## Excerpted data

--------------------

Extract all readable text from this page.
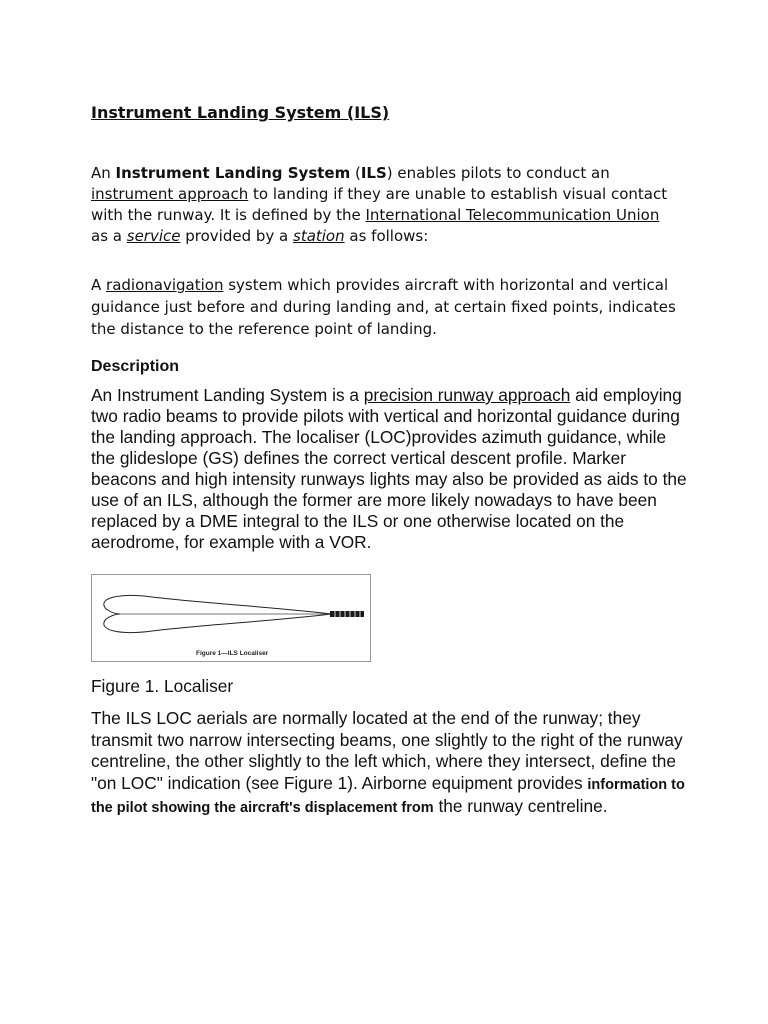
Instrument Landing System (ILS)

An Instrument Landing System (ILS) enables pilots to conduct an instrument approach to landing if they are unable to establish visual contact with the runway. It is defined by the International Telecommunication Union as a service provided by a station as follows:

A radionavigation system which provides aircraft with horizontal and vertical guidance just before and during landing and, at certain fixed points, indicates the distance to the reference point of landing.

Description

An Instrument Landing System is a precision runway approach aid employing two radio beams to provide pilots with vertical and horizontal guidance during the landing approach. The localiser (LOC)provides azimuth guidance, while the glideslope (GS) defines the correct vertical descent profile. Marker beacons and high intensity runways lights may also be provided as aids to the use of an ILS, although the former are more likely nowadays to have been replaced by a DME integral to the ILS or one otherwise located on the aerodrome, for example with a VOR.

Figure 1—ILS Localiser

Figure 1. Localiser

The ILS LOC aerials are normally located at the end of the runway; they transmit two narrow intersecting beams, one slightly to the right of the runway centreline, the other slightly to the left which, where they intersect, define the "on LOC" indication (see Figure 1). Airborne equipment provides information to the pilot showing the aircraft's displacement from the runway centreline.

--------------------

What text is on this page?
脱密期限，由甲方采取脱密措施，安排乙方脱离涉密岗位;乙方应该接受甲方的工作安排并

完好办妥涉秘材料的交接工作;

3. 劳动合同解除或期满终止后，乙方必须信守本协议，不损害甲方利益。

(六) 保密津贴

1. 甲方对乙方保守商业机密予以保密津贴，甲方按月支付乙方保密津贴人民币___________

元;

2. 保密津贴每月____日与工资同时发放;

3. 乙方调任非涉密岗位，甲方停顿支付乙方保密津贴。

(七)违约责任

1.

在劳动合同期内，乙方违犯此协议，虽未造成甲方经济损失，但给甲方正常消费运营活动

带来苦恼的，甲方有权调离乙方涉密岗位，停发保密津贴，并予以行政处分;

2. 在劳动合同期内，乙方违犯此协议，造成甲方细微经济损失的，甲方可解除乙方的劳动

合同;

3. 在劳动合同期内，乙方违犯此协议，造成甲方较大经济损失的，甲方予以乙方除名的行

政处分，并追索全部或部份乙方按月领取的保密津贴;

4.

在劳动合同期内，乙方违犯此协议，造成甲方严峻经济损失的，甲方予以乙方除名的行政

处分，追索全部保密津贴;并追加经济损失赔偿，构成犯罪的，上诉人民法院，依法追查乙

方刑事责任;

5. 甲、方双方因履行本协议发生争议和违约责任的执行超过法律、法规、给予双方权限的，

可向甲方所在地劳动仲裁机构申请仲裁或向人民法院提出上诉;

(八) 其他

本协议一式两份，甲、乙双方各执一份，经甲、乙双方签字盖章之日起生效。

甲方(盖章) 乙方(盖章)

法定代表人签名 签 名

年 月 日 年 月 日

--------------------

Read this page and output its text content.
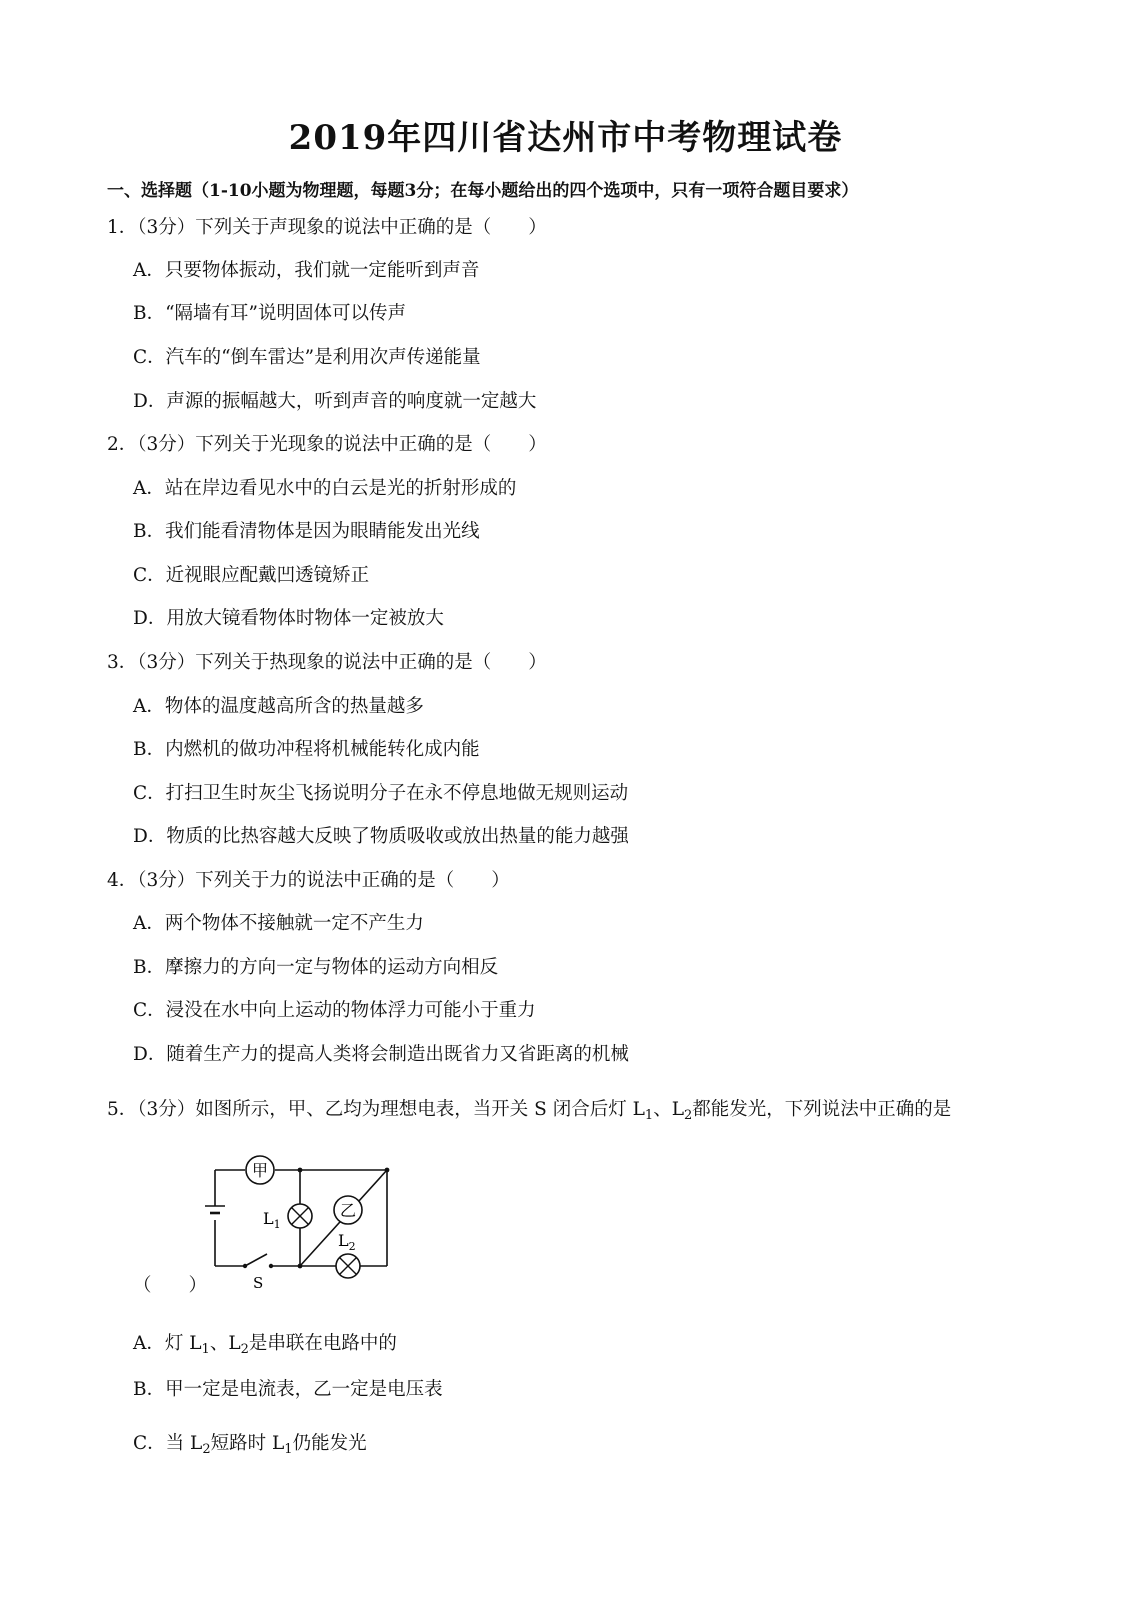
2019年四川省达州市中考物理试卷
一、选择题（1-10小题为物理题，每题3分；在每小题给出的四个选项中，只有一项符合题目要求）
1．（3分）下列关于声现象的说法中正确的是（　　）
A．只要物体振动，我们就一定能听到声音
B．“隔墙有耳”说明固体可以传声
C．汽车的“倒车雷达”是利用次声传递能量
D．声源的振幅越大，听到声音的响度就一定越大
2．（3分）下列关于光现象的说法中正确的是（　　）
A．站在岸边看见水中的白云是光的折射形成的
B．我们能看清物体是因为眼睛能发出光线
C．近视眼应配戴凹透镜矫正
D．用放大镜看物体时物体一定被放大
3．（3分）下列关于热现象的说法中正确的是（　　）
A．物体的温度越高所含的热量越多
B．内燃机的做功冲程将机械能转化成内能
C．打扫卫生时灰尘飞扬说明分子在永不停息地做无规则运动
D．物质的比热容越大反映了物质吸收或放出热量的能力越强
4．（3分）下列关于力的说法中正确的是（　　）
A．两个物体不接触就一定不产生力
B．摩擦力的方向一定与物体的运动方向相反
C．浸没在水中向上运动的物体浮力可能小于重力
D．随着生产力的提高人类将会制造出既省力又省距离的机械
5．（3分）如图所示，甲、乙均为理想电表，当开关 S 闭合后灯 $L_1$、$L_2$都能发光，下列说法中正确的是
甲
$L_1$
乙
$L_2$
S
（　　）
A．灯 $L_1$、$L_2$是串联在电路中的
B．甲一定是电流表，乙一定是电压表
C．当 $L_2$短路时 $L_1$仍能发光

--------------------

## Task to carry out
Find the word "beams" in the data and copy out each line where it turns up.

## Written response
An Instrument Landing System is a precision runway approach aid employing two radio beams to provide pilots with vertical and horizontal guidance during the landing approach. The localiser (LOC)provides azimuth guidance, while the glideslope (GS) defines the correct vertical descent profile. Marker beacons and high intensity runways lights may also be provided as aids to the use of an ILS, although the former are more likely nowadays to have been replaced by a DME integral to the ILS or one otherwise located on the aerodrome, for example with a VOR.
The ILS LOC aerials are normally located at the end of the runway; they transmit two narrow intersecting beams, one slightly to the right of the runway centreline, the other slightly to the left which, where they intersect, define the "on LOC" indication (see Figure 1). Airborne equipment provides information to the pilot showing the aircraft's displacement from the runway centreline.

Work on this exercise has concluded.